***** RECORDS TO USE *****

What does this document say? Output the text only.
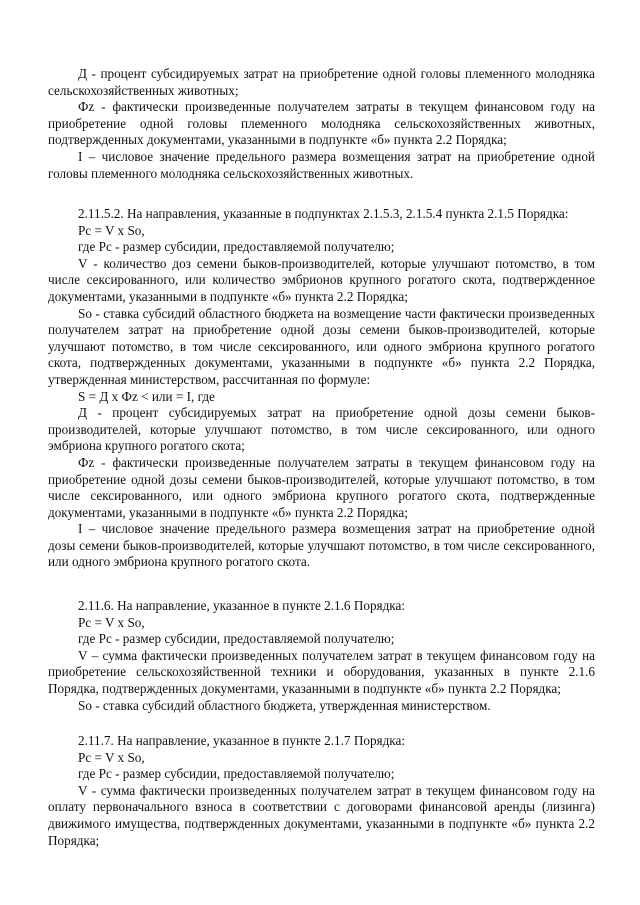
Д - процент субсидируемых затрат на приобретение одной головы племенного молодняка сельскохозяйственных животных;

Фz - фактически произведенные получателем затраты в текущем финансовом году на приобретение одной головы племенного молодняка сельскохозяйственных животных, подтвержденных документами, указанными в подпункте «б» пункта 2.2 Порядка;

I – числовое значение предельного размера возмещения затрат на приобретение одной головы племенного молодняка сельскохозяйственных животных.

2.11.5.2. На направления, указанные в подпунктах 2.1.5.3, 2.1.5.4 пункта 2.1.5 Порядка:

Pc = V x So,

где Pc - размер субсидии, предоставляемой получателю;

V - количество доз семени быков-производителей, которые улучшают потомство, в том числе сексированного, или количество эмбрионов крупного рогатого скота, подтвержденное документами, указанными в подпункте «б» пункта 2.2 Порядка;

So - ставка субсидий областного бюджета на возмещение части фактически произведенных получателем затрат на приобретение одной дозы семени быков-производителей, которые улучшают потомство, в том числе сексированного, или одного эмбриона крупного рогатого скота, подтвержденных документами, указанными в подпункте «б» пункта 2.2 Порядка, утвержденная министерством, рассчитанная по формуле:

S = Д x Фz < или = I, где

Д - процент субсидируемых затрат на приобретение одной дозы семени быков-производителей, которые улучшают потомство, в том числе сексированного, или одного эмбриона крупного рогатого скота;

Фz - фактически произведенные получателем затраты в текущем финансовом году на приобретение одной дозы семени быков-производителей, которые улучшают потомство, в том числе сексированного, или одного эмбриона крупного рогатого скота, подтвержденные документами, указанными в подпункте «б» пункта 2.2 Порядка;

I – числовое значение предельного размера возмещения затрат на приобретение одной дозы семени быков-производителей, которые улучшают потомство, в том числе сексированного, или одного эмбриона крупного рогатого скота.

2.11.6. На направление, указанное в пункте 2.1.6 Порядка:

Pc = V x So,

где Pc - размер субсидии, предоставляемой получателю;

V – сумма фактически произведенных получателем затрат в текущем финансовом году на приобретение сельскохозяйственной техники и оборудования, указанных в пункте 2.1.6 Порядка, подтвержденных документами, указанными в подпункте «б» пункта 2.2 Порядка;

So - ставка субсидий областного бюджета, утвержденная министерством.

2.11.7. На направление, указанное в пункте 2.1.7 Порядка:

Pc = V x So,

где Pc - размер субсидии, предоставляемой получателю;

V - сумма фактически произведенных получателем затрат в текущем финансовом году на оплату первоначального взноса в соответствии с договорами финансовой аренды (лизинга) движимого имущества, подтвержденных документами, указанными в подпункте «б» пункта 2.2 Порядка;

*****

:: TO BE DONE ::
Give all the lines above again, character for character, without pictures.

:: OUTPUT FOR THIS EXERCISE ::
What does this document say? Output the text only.
Д - процент субсидируемых затрат на приобретение одной головы племенного молодняка сельскохозяйственных животных;

Фz - фактически произведенные получателем затраты в текущем финансовом году на приобретение одной головы племенного молодняка сельскохозяйственных животных, подтвержденных документами, указанными в подпункте «б» пункта 2.2 Порядка;

I – числовое значение предельного размера возмещения затрат на приобретение одной головы племенного молодняка сельскохозяйственных животных.

2.11.5.2. На направления, указанные в подпунктах 2.1.5.3, 2.1.5.4 пункта 2.1.5 Порядка:

Pc = V x So,

где Pc - размер субсидии, предоставляемой получателю;

V - количество доз семени быков-производителей, которые улучшают потомство, в том числе сексированного, или количество эмбрионов крупного рогатого скота, подтвержденное документами, указанными в подпункте «б» пункта 2.2 Порядка;

So - ставка субсидий областного бюджета на возмещение части фактически произведенных получателем затрат на приобретение одной дозы семени быков-производителей, которые улучшают потомство, в том числе сексированного, или одного эмбриона крупного рогатого скота, подтвержденных документами, указанными в подпункте «б» пункта 2.2 Порядка, утвержденная министерством, рассчитанная по формуле:

S = Д x Фz < или = I, где

Д - процент субсидируемых затрат на приобретение одной дозы семени быков-производителей, которые улучшают потомство, в том числе сексированного, или одного эмбриона крупного рогатого скота;

Фz - фактически произведенные получателем затраты в текущем финансовом году на приобретение одной дозы семени быков-производителей, которые улучшают потомство, в том числе сексированного, или одного эмбриона крупного рогатого скота, подтвержденные документами, указанными в подпункте «б» пункта 2.2 Порядка;

I – числовое значение предельного размера возмещения затрат на приобретение одной дозы семени быков-производителей, которые улучшают потомство, в том числе сексированного, или одного эмбриона крупного рогатого скота.

2.11.6. На направление, указанное в пункте 2.1.6 Порядка:

Pc = V x So,

где Pc - размер субсидии, предоставляемой получателю;

V – сумма фактически произведенных получателем затрат в текущем финансовом году на приобретение сельскохозяйственной техники и оборудования, указанных в пункте 2.1.6 Порядка, подтвержденных документами, указанными в подпункте «б» пункта 2.2 Порядка;

So - ставка субсидий областного бюджета, утвержденная министерством.

2.11.7. На направление, указанное в пункте 2.1.7 Порядка:

Pc = V x So,

где Pc - размер субсидии, предоставляемой получателю;

V - сумма фактически произведенных получателем затрат в текущем финансовом году на оплату первоначального взноса в соответствии с договорами финансовой аренды (лизинга) движимого имущества, подтвержденных документами, указанными в подпункте «б» пункта 2.2 Порядка;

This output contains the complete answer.